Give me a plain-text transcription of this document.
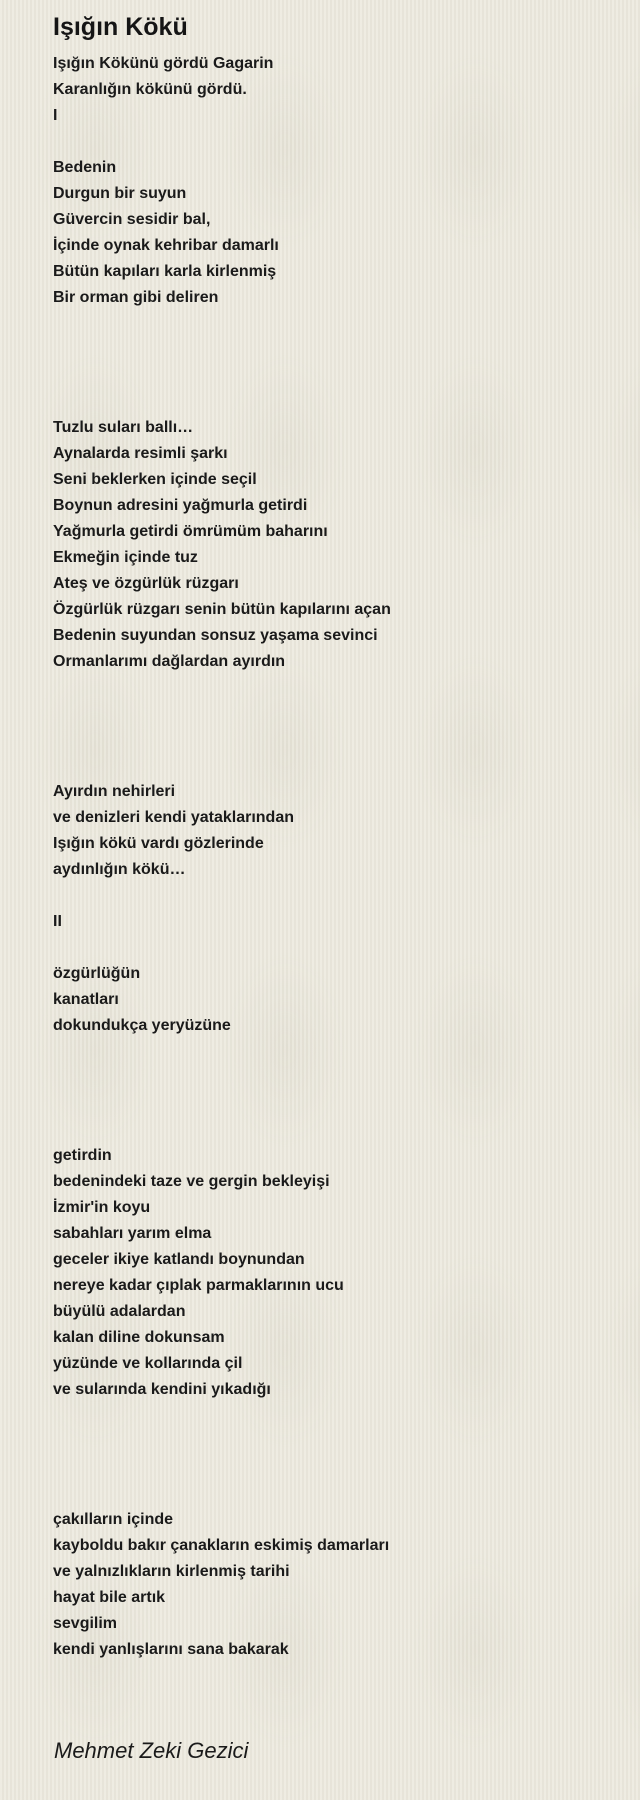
Işığın Kökü
Işığın Kökünü gördü Gagarin
Karanlığın kökünü gördü.
I
Bedenin
Durgun bir suyun
Güvercin sesidir bal,
İçinde oynak kehribar damarlı
Bütün kapıları karla kirlenmiş
Bir orman gibi deliren
Tuzlu suları ballı…
Aynalarda resimli şarkı
Seni beklerken içinde seçil
Boynun adresini yağmurla getirdi
Yağmurla getirdi ömrümüm baharını
Ekmeğin içinde tuz
Ateş ve özgürlük rüzgarı
Özgürlük rüzgarı senin bütün kapılarını açan
Bedenin suyundan sonsuz yaşama sevinci
Ormanlarımı dağlardan ayırdın
Ayırdın nehirleri
ve denizleri kendi yataklarından
Işığın kökü vardı gözlerinde
aydınlığın kökü…
II
özgürlüğün
kanatları
dokundukça yeryüzüne
getirdin
bedenindeki taze ve gergin bekleyişi
İzmir'in koyu
sabahları yarım elma
geceler ikiye katlandı boynundan
nereye kadar çıplak parmaklarının ucu
büyülü adalardan
kalan diline dokunsam
yüzünde ve kollarında çil
ve sularında kendini yıkadığı
çakılların içinde
kayboldu bakır çanakların eskimiş damarları
ve yalnızlıkların kirlenmiş tarihi
hayat bile artık
sevgilim
kendi yanlışlarını sana bakarak
Mehmet Zeki Gezici
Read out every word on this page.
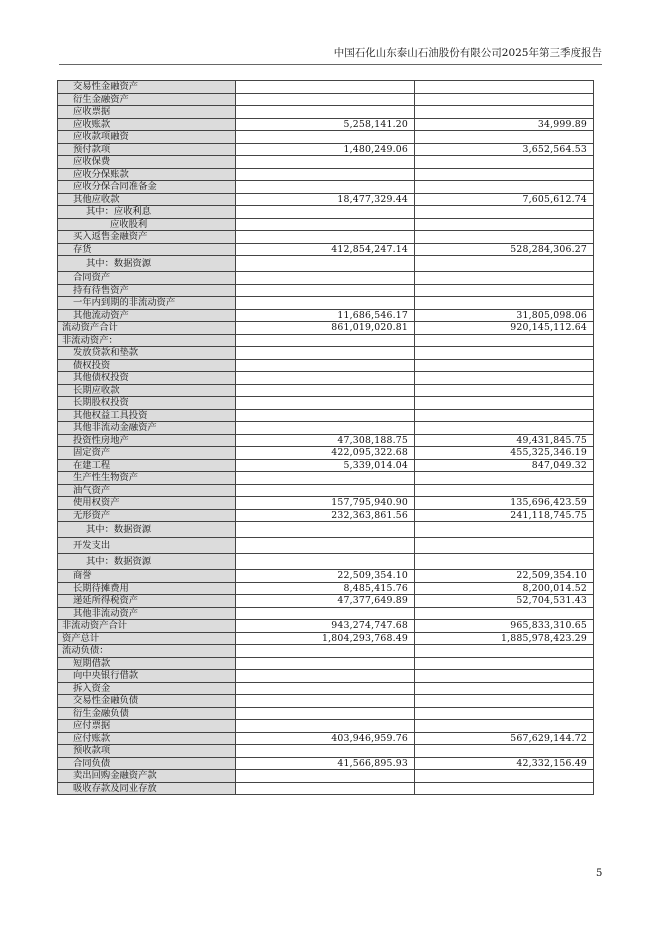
中国石化山东泰山石油股份有限公司2025年第三季度报告
交易性金融资产		
衍生金融资产		
应收票据		
应收账款	5,258,141.20	34,999.89
应收款项融资		
预付款项	1,480,249.06	3,652,564.53
应收保费		
应收分保账款		
应收分保合同准备金		
其他应收款	18,477,329.44	7,605,612.74
其中：应收利息		
应收股利		
买入返售金融资产		
存货	412,854,247.14	528,284,306.27
其中：数据资源		
合同资产		
持有待售资产		
一年内到期的非流动资产		
其他流动资产	11,686,546.17	31,805,098.06
流动资产合计	861,019,020.81	920,145,112.64
非流动资产：		
发放贷款和垫款		
债权投资		
其他债权投资		
长期应收款		
长期股权投资		
其他权益工具投资		
其他非流动金融资产		
投资性房地产	47,308,188.75	49,431,845.75
固定资产	422,095,322.68	455,325,346.19
在建工程	5,339,014.04	847,049.32
生产性生物资产		
油气资产		
使用权资产	157,795,940.90	135,696,423.59
无形资产	232,363,861.56	241,118,745.75
其中：数据资源		
开发支出		
其中：数据资源		
商誉	22,509,354.10	22,509,354.10
长期待摊费用	8,485,415.76	8,200,014.52
递延所得税资产	47,377,649.89	52,704,531.43
其他非流动资产		
非流动资产合计	943,274,747.68	965,833,310.65
资产总计	1,804,293,768.49	1,885,978,423.29
流动负债：		
短期借款		
向中央银行借款		
拆入资金		
交易性金融负债		
衍生金融负债		
应付票据		
应付账款	403,946,959.76	567,629,144.72
预收款项		
合同负债	41,566,895.93	42,332,156.49
卖出回购金融资产款		
吸收存款及同业存放		
5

+++

**Directive:** Collect the complete line wherever the string "rüzgarı" appears in the records.

**Task answer:**
Ateş ve özgürlük rüzgarı
Özgürlük rüzgarı senin bütün kapılarını açan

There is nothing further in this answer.